> Materials provided
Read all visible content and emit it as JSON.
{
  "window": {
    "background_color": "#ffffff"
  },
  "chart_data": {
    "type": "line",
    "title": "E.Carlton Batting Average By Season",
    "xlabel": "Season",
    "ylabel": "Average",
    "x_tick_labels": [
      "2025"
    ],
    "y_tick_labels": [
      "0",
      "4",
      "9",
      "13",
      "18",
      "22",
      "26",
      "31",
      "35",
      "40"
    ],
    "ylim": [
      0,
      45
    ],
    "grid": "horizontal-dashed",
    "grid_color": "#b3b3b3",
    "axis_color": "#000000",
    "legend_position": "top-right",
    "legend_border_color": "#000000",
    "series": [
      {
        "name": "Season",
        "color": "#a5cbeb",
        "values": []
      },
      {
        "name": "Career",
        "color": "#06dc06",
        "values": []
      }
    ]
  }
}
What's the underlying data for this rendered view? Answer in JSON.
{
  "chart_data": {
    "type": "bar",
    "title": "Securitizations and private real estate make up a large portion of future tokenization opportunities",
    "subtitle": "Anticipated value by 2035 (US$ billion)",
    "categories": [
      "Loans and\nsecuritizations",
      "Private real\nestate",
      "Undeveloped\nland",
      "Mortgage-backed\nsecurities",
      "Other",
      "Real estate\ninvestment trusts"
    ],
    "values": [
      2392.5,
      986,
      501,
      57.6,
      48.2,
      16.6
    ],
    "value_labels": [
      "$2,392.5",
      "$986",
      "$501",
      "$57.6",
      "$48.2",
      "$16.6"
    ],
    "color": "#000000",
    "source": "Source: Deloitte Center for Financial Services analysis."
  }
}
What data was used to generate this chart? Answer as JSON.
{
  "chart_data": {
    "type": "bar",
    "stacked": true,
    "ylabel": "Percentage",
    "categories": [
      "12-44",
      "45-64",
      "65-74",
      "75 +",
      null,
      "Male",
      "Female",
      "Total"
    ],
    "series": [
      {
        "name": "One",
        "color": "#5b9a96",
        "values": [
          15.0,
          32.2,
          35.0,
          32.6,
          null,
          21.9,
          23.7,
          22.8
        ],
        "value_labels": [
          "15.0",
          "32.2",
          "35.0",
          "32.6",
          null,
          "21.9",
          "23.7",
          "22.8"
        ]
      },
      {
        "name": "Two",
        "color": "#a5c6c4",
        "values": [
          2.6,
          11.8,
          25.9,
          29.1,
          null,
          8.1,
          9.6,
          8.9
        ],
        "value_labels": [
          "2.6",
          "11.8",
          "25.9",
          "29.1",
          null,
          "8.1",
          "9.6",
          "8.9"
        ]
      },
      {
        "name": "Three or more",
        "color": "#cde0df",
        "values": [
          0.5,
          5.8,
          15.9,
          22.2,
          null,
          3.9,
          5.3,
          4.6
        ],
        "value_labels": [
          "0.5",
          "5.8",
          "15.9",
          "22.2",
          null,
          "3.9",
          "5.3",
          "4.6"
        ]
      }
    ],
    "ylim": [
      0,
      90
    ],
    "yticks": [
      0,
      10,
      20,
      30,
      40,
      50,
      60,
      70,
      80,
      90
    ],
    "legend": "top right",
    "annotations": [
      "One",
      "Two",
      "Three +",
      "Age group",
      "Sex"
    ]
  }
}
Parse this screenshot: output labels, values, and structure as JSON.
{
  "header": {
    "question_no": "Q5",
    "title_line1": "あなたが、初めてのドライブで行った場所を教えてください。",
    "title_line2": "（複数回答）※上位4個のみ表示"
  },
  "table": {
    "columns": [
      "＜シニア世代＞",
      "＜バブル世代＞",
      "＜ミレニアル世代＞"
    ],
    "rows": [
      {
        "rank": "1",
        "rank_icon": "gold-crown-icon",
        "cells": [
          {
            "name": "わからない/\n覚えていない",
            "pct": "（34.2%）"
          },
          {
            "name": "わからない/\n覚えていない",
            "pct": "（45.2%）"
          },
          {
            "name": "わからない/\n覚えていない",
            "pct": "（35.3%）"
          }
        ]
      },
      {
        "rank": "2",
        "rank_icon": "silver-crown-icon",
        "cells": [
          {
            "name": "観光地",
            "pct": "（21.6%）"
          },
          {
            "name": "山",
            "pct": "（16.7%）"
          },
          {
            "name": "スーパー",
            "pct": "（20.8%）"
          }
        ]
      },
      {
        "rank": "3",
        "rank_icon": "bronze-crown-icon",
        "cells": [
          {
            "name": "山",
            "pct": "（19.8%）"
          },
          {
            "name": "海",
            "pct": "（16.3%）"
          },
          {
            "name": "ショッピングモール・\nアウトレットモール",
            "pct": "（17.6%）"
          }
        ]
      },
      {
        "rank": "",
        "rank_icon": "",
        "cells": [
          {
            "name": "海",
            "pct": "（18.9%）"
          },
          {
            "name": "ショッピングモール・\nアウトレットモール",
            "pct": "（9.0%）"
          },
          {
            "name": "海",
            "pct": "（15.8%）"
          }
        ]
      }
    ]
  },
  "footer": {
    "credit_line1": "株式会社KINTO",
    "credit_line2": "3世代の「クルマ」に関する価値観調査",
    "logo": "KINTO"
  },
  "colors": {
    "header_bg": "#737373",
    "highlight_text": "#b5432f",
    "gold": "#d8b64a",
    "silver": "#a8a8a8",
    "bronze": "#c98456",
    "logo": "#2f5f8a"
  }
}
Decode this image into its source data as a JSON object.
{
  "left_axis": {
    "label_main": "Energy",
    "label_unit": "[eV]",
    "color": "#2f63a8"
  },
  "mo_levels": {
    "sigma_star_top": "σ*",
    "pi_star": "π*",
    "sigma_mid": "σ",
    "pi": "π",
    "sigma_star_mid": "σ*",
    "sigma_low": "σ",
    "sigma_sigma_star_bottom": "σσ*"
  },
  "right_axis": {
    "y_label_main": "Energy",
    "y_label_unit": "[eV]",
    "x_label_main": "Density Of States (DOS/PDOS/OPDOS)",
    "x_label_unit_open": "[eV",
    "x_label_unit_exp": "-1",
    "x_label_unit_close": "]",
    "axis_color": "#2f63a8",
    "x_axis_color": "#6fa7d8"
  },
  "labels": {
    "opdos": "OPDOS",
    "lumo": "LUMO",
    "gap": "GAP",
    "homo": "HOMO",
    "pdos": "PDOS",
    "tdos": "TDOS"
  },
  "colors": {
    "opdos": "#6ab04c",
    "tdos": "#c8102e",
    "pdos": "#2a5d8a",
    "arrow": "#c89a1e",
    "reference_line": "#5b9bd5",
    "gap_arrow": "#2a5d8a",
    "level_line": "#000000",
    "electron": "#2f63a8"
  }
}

> Given exercise
Write the listing out again, exactly as shown above.

> Full output
Read all visible content and emit it as JSON.
{
  "window": {
    "background_color": "#ffffff"
  },
  "chart_data": {
    "type": "line",
    "title": "E.Carlton Batting Average By Season",
    "xlabel": "Season",
    "ylabel": "Average",
    "x_tick_labels": [
      "2025"
    ],
    "y_tick_labels": [
      "0",
      "4",
      "9",
      "13",
      "18",
      "22",
      "26",
      "31",
      "35",
      "40"
    ],
    "ylim": [
      0,
      45
    ],
    "grid": "horizontal-dashed",
    "grid_color": "#b3b3b3",
    "axis_color": "#000000",
    "legend_position": "top-right",
    "legend_border_color": "#000000",
    "series": [
      {
        "name": "Season",
        "color": "#a5cbeb",
        "values": []
      },
      {
        "name": "Career",
        "color": "#06dc06",
        "values": []
      }
    ]
  }
}
What's the underlying data for this rendered view? Answer in JSON.
{
  "chart_data": {
    "type": "bar",
    "title": "Securitizations and private real estate make up a large portion of future tokenization opportunities",
    "subtitle": "Anticipated value by 2035 (US$ billion)",
    "categories": [
      "Loans and\nsecuritizations",
      "Private real\nestate",
      "Undeveloped\nland",
      "Mortgage-backed\nsecurities",
      "Other",
      "Real estate\ninvestment trusts"
    ],
    "values": [
      2392.5,
      986,
      501,
      57.6,
      48.2,
      16.6
    ],
    "value_labels": [
      "$2,392.5",
      "$986",
      "$501",
      "$57.6",
      "$48.2",
      "$16.6"
    ],
    "color": "#000000",
    "source": "Source: Deloitte Center for Financial Services analysis."
  }
}
What data was used to generate this chart? Answer as JSON.
{
  "chart_data": {
    "type": "bar",
    "stacked": true,
    "ylabel": "Percentage",
    "categories": [
      "12-44",
      "45-64",
      "65-74",
      "75 +",
      null,
      "Male",
      "Female",
      "Total"
    ],
    "series": [
      {
        "name": "One",
        "color": "#5b9a96",
        "values": [
          15.0,
          32.2,
          35.0,
          32.6,
          null,
          21.9,
          23.7,
          22.8
        ],
        "value_labels": [
          "15.0",
          "32.2",
          "35.0",
          "32.6",
          null,
          "21.9",
          "23.7",
          "22.8"
        ]
      },
      {
        "name": "Two",
        "color": "#a5c6c4",
        "values": [
          2.6,
          11.8,
          25.9,
          29.1,
          null,
          8.1,
          9.6,
          8.9
        ],
        "value_labels": [
          "2.6",
          "11.8",
          "25.9",
          "29.1",
          null,
          "8.1",
          "9.6",
          "8.9"
        ]
      },
      {
        "name": "Three or more",
        "color": "#cde0df",
        "values": [
          0.5,
          5.8,
          15.9,
          22.2,
          null,
          3.9,
          5.3,
          4.6
        ],
        "value_labels": [
          "0.5",
          "5.8",
          "15.9",
          "22.2",
          null,
          "3.9",
          "5.3",
          "4.6"
        ]
      }
    ],
    "ylim": [
      0,
      90
    ],
    "yticks": [
      0,
      10,
      20,
      30,
      40,
      50,
      60,
      70,
      80,
      90
    ],
    "legend": "top right",
    "annotations": [
      "One",
      "Two",
      "Three +",
      "Age group",
      "Sex"
    ]
  }
}
Parse this screenshot: output labels, values, and structure as JSON.
{
  "header": {
    "question_no": "Q5",
    "title_line1": "あなたが、初めてのドライブで行った場所を教えてください。",
    "title_line2": "（複数回答）※上位4個のみ表示"
  },
  "table": {
    "columns": [
      "＜シニア世代＞",
      "＜バブル世代＞",
      "＜ミレニアル世代＞"
    ],
    "rows": [
      {
        "rank": "1",
        "rank_icon": "gold-crown-icon",
        "cells": [
          {
            "name": "わからない/\n覚えていない",
            "pct": "（34.2%）"
          },
          {
            "name": "わからない/\n覚えていない",
            "pct": "（45.2%）"
          },
          {
            "name": "わからない/\n覚えていない",
            "pct": "（35.3%）"
          }
        ]
      },
      {
        "rank": "2",
        "rank_icon": "silver-crown-icon",
        "cells": [
          {
            "name": "観光地",
            "pct": "（21.6%）"
          },
          {
            "name": "山",
            "pct": "（16.7%）"
          },
          {
            "name": "スーパー",
            "pct": "（20.8%）"
          }
        ]
      },
      {
        "rank": "3",
        "rank_icon": "bronze-crown-icon",
        "cells": [
          {
            "name": "山",
            "pct": "（19.8%）"
          },
          {
            "name": "海",
            "pct": "（16.3%）"
          },
          {
            "name": "ショッピングモール・\nアウトレットモール",
            "pct": "（17.6%）"
          }
        ]
      },
      {
        "rank": "",
        "rank_icon": "",
        "cells": [
          {
            "name": "海",
            "pct": "（18.9%）"
          },
          {
            "name": "ショッピングモール・\nアウトレットモール",
            "pct": "（9.0%）"
          },
          {
            "name": "海",
            "pct": "（15.8%）"
          }
        ]
      }
    ]
  },
  "footer": {
    "credit_line1": "株式会社KINTO",
    "credit_line2": "3世代の「クルマ」に関する価値観調査",
    "logo": "KINTO"
  },
  "colors": {
    "header_bg": "#737373",
    "highlight_text": "#b5432f",
    "gold": "#d8b64a",
    "silver": "#a8a8a8",
    "bronze": "#c98456",
    "logo": "#2f5f8a"
  }
}
Decode this image into its source data as a JSON object.
{
  "left_axis": {
    "label_main": "Energy",
    "label_unit": "[eV]",
    "color": "#2f63a8"
  },
  "mo_levels": {
    "sigma_star_top": "σ*",
    "pi_star": "π*",
    "sigma_mid": "σ",
    "pi": "π",
    "sigma_star_mid": "σ*",
    "sigma_low": "σ",
    "sigma_sigma_star_bottom": "σσ*"
  },
  "right_axis": {
    "y_label_main": "Energy",
    "y_label_unit": "[eV]",
    "x_label_main": "Density Of States (DOS/PDOS/OPDOS)",
    "x_label_unit_open": "[eV",
    "x_label_unit_exp": "-1",
    "x_label_unit_close": "]",
    "axis_color": "#2f63a8",
    "x_axis_color": "#6fa7d8"
  },
  "labels": {
    "opdos": "OPDOS",
    "lumo": "LUMO",
    "gap": "GAP",
    "homo": "HOMO",
    "pdos": "PDOS",
    "tdos": "TDOS"
  },
  "colors": {
    "opdos": "#6ab04c",
    "tdos": "#c8102e",
    "pdos": "#2a5d8a",
    "arrow": "#c89a1e",
    "reference_line": "#5b9bd5",
    "gap_arrow": "#2a5d8a",
    "level_line": "#000000",
    "electron": "#2f63a8"
  }
}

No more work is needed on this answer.